-------- Information shown --------

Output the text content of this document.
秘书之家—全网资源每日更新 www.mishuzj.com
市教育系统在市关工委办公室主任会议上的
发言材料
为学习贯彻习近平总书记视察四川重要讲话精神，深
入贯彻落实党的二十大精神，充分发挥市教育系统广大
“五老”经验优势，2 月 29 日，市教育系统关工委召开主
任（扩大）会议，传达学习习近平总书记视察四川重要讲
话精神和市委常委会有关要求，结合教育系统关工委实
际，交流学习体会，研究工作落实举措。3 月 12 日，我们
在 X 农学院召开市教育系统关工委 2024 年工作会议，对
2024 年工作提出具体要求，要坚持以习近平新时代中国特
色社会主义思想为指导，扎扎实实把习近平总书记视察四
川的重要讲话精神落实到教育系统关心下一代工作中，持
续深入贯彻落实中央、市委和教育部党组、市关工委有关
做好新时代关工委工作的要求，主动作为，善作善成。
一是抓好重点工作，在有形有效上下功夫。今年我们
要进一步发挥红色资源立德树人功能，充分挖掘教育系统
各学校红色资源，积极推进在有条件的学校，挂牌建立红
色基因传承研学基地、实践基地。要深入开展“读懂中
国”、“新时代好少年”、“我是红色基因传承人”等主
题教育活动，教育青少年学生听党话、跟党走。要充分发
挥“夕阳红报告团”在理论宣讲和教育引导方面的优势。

--------

Reproduce all of the entries word for word.

Output the text content of this document.
秘书之家—全网资源每日更新 www.mishuzj.com
市教育系统在市关工委办公室主任会议上的
发言材料
为学习贯彻习近平总书记视察四川重要讲话精神，深
入贯彻落实党的二十大精神，充分发挥市教育系统广大
“五老”经验优势，2 月 29 日，市教育系统关工委召开主
任（扩大）会议，传达学习习近平总书记视察四川重要讲
话精神和市委常委会有关要求，结合教育系统关工委实
际，交流学习体会，研究工作落实举措。3 月 12 日，我们
在 X 农学院召开市教育系统关工委 2024 年工作会议，对
2024 年工作提出具体要求，要坚持以习近平新时代中国特
色社会主义思想为指导，扎扎实实把习近平总书记视察四
川的重要讲话精神落实到教育系统关心下一代工作中，持
续深入贯彻落实中央、市委和教育部党组、市关工委有关
做好新时代关工委工作的要求，主动作为，善作善成。
一是抓好重点工作，在有形有效上下功夫。今年我们
要进一步发挥红色资源立德树人功能，充分挖掘教育系统
各学校红色资源，积极推进在有条件的学校，挂牌建立红
色基因传承研学基地、实践基地。要深入开展“读懂中
国”、“新时代好少年”、“我是红色基因传承人”等主
题教育活动，教育青少年学生听党话、跟党走。要充分发
挥“夕阳红报告团”在理论宣讲和教育引导方面的优势。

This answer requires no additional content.